## [Aim]
Only the pictures are left out: repeat the rest of the entries exactly.
###
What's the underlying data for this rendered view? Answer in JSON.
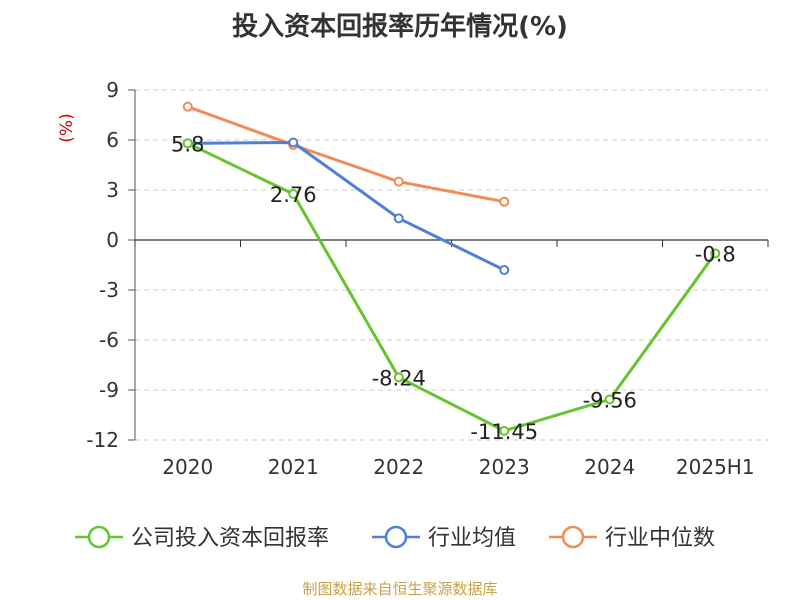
{
  "title": "投入资本回报率历年情况(%)",
  "source": "制图数据来自恒生聚源数据库",
  "colors": {
    "company": "#66c430",
    "industry_avg": "#4f7fd9",
    "industry_median": "#f38b54",
    "axis_unit": "#cc0000"
  },
  "chart_data": {
    "type": "line",
    "title": "投入资本回报率历年情况(%)",
    "ylabel": "(%)",
    "ylim": [
      -12,
      9
    ],
    "yticks": [
      9,
      6,
      3,
      0,
      -3,
      -6,
      -9,
      -12
    ],
    "categories": [
      "2020",
      "2021",
      "2022",
      "2023",
      "2024",
      "2025H1"
    ],
    "grid": true,
    "legend_position": "bottom",
    "series": [
      {
        "name": "公司投入资本回报率",
        "color": "#66c430",
        "values": [
          5.8,
          2.76,
          -8.24,
          -11.45,
          -9.56,
          -0.8
        ],
        "labels": [
          "5.8",
          "2.76",
          "-8.24",
          "-11.45",
          "-9.56",
          "-0.8"
        ]
      },
      {
        "name": "行业均值",
        "color": "#4f7fd9",
        "values": [
          5.8,
          5.85,
          1.3,
          -1.8,
          null,
          null
        ]
      },
      {
        "name": "行业中位数",
        "color": "#f38b54",
        "values": [
          8.0,
          5.7,
          3.5,
          2.3,
          null,
          null
        ]
      }
    ]
  }
}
###
## [Result for this exercise]
What's the underlying data for this rendered view? Answer in JSON.
{
  "title": "投入资本回报率历年情况(%)",
  "source": "制图数据来自恒生聚源数据库",
  "colors": {
    "company": "#66c430",
    "industry_avg": "#4f7fd9",
    "industry_median": "#f38b54",
    "axis_unit": "#cc0000"
  },
  "chart_data": {
    "type": "line",
    "title": "投入资本回报率历年情况(%)",
    "ylabel": "(%)",
    "ylim": [
      -12,
      9
    ],
    "yticks": [
      9,
      6,
      3,
      0,
      -3,
      -6,
      -9,
      -12
    ],
    "categories": [
      "2020",
      "2021",
      "2022",
      "2023",
      "2024",
      "2025H1"
    ],
    "grid": true,
    "legend_position": "bottom",
    "series": [
      {
        "name": "公司投入资本回报率",
        "color": "#66c430",
        "values": [
          5.8,
          2.76,
          -8.24,
          -11.45,
          -9.56,
          -0.8
        ],
        "labels": [
          "5.8",
          "2.76",
          "-8.24",
          "-11.45",
          "-9.56",
          "-0.8"
        ]
      },
      {
        "name": "行业均值",
        "color": "#4f7fd9",
        "values": [
          5.8,
          5.85,
          1.3,
          -1.8,
          null,
          null
        ]
      },
      {
        "name": "行业中位数",
        "color": "#f38b54",
        "values": [
          8.0,
          5.7,
          3.5,
          2.3,
          null,
          null
        ]
      }
    ]
  }
}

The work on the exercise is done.